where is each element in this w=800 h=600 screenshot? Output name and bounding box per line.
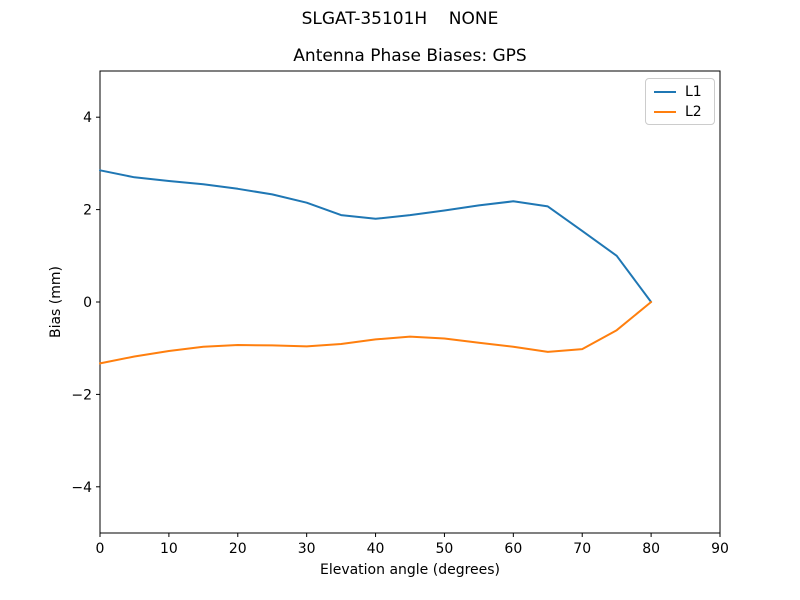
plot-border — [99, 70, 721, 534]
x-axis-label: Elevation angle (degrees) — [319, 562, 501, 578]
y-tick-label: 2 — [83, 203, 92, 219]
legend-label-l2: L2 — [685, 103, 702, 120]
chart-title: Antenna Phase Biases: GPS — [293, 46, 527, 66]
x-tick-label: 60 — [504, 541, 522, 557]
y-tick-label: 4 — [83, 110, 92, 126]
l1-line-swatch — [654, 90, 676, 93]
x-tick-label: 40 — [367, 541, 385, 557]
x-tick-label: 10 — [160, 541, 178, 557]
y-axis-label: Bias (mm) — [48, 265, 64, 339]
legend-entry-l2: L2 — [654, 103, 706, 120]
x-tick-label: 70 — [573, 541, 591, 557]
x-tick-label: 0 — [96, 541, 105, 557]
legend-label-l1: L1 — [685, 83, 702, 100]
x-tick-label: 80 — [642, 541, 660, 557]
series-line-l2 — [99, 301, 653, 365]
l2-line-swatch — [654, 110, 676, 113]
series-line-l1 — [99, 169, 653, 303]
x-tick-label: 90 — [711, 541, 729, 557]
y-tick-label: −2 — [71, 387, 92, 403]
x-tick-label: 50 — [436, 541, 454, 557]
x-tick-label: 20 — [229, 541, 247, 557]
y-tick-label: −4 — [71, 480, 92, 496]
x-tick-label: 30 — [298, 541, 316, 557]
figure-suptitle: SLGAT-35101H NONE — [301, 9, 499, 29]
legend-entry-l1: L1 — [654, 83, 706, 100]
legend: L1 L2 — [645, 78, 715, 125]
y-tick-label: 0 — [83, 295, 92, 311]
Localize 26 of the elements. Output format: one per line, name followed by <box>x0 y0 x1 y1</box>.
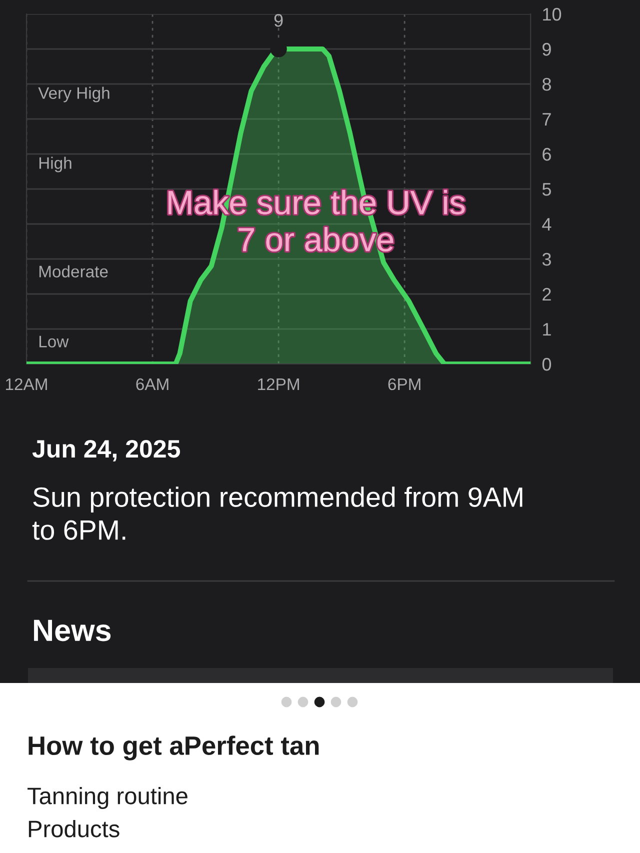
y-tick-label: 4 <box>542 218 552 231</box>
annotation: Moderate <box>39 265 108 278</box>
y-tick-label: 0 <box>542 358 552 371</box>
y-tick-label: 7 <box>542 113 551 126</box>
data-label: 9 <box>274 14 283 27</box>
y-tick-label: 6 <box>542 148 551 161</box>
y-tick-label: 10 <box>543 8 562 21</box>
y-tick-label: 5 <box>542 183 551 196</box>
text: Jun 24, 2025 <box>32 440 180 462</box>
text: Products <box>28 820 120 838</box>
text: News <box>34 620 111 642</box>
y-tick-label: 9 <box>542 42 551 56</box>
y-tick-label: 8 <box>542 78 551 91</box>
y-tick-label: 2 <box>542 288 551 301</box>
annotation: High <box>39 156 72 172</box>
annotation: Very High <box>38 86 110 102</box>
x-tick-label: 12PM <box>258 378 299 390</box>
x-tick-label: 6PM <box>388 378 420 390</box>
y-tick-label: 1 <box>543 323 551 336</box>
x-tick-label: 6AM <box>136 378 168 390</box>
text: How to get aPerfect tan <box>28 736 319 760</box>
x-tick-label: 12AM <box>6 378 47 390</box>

• Problem to solve:
Copy out every item above with each "annotation" switched to "band-label" and nothing else altered. Leave out the pictures.

• Expected answer:
where is each element in this w=800 h=600 screenshot? Output name and bounding box per line.
plot-border — [99, 70, 721, 534]
x-axis-label: Elevation angle (degrees) — [319, 562, 501, 578]
y-tick-label: 2 — [83, 203, 92, 219]
legend-label-l2: L2 — [685, 103, 702, 120]
chart-title: Antenna Phase Biases: GPS — [293, 46, 527, 66]
x-tick-label: 60 — [504, 541, 522, 557]
y-tick-label: 4 — [83, 110, 92, 126]
l1-line-swatch — [654, 90, 676, 93]
x-tick-label: 40 — [367, 541, 385, 557]
x-tick-label: 10 — [160, 541, 178, 557]
y-axis-label: Bias (mm) — [48, 265, 64, 339]
legend-entry-l2: L2 — [654, 103, 706, 120]
x-tick-label: 70 — [573, 541, 591, 557]
x-tick-label: 0 — [96, 541, 105, 557]
legend-label-l1: L1 — [685, 83, 702, 100]
x-tick-label: 80 — [642, 541, 660, 557]
series-line-l2 — [99, 301, 653, 365]
l2-line-swatch — [654, 110, 676, 113]
series-line-l1 — [99, 169, 653, 303]
x-tick-label: 90 — [711, 541, 729, 557]
y-tick-label: −2 — [71, 387, 92, 403]
x-tick-label: 50 — [436, 541, 454, 557]
x-tick-label: 20 — [229, 541, 247, 557]
y-tick-label: −4 — [71, 480, 92, 496]
x-tick-label: 30 — [298, 541, 316, 557]
figure-suptitle: SLGAT-35101H NONE — [301, 9, 499, 29]
legend-entry-l1: L1 — [654, 83, 706, 100]
legend: L1 L2 — [645, 78, 715, 125]
y-tick-label: 0 — [83, 295, 92, 311]
Localize 26 of the elements. Output format: one per line, name followed by <box>x0 y0 x1 y1</box>.
y-tick-label: 4 <box>542 218 552 231</box>
band-label: Moderate <box>39 265 108 278</box>
y-tick-label: 0 <box>542 358 552 371</box>
y-tick-label: 7 <box>542 113 551 126</box>
data-label: 9 <box>274 14 283 27</box>
y-tick-label: 6 <box>542 148 551 161</box>
y-tick-label: 10 <box>543 8 562 21</box>
y-tick-label: 5 <box>542 183 551 196</box>
text: Jun 24, 2025 <box>32 440 180 462</box>
text: Products <box>28 820 120 838</box>
text: News <box>34 620 111 642</box>
y-tick-label: 9 <box>542 42 551 56</box>
y-tick-label: 8 <box>542 78 551 91</box>
y-tick-label: 2 <box>542 288 551 301</box>
band-label: High <box>39 156 72 172</box>
band-label: Very High <box>38 86 110 102</box>
x-tick-label: 12PM <box>258 378 299 390</box>
x-tick-label: 6PM <box>388 378 420 390</box>
y-tick-label: 1 <box>543 323 551 336</box>
x-tick-label: 6AM <box>136 378 168 390</box>
text: How to get aPerfect tan <box>28 736 319 760</box>
x-tick-label: 12AM <box>6 378 47 390</box>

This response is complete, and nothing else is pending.